** DATASET RECORDS **
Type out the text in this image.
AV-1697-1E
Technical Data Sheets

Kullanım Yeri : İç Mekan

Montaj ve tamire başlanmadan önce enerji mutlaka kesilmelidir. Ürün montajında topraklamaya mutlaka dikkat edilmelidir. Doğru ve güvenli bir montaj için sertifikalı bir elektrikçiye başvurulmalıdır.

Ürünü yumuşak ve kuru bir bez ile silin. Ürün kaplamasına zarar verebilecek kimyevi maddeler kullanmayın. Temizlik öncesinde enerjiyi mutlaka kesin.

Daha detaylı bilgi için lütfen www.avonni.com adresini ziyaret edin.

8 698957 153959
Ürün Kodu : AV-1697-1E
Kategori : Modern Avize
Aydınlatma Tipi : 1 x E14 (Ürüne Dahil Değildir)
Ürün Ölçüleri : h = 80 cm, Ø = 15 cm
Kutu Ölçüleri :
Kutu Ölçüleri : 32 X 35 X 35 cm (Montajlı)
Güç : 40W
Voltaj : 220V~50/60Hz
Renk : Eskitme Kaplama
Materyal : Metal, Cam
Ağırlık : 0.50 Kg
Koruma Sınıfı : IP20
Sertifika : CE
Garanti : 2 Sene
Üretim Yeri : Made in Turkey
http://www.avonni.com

** WORK TO BE COMPLETED **
Write out every entry above, word for word.

** RESPONSE TO THE TASK **
Type out the text in this image.
AV-1697-1E
Technical Data Sheets

Kullanım Yeri : İç Mekan

Montaj ve tamire başlanmadan önce enerji mutlaka kesilmelidir. Ürün montajında topraklamaya mutlaka dikkat edilmelidir. Doğru ve güvenli bir montaj için sertifikalı bir elektrikçiye başvurulmalıdır.

Ürünü yumuşak ve kuru bir bez ile silin. Ürün kaplamasına zarar verebilecek kimyevi maddeler kullanmayın. Temizlik öncesinde enerjiyi mutlaka kesin.

Daha detaylı bilgi için lütfen www.avonni.com adresini ziyaret edin.

8 698957 153959
Ürün Kodu : AV-1697-1E
Kategori : Modern Avize
Aydınlatma Tipi : 1 x E14 (Ürüne Dahil Değildir)
Ürün Ölçüleri : h = 80 cm, Ø = 15 cm
Kutu Ölçüleri :
Kutu Ölçüleri : 32 X 35 X 35 cm (Montajlı)
Güç : 40W
Voltaj : 220V~50/60Hz
Renk : Eskitme Kaplama
Materyal : Metal, Cam
Ağırlık : 0.50 Kg
Koruma Sınıfı : IP20
Sertifika : CE
Garanti : 2 Sene
Üretim Yeri : Made in Turkey
http://www.avonni.com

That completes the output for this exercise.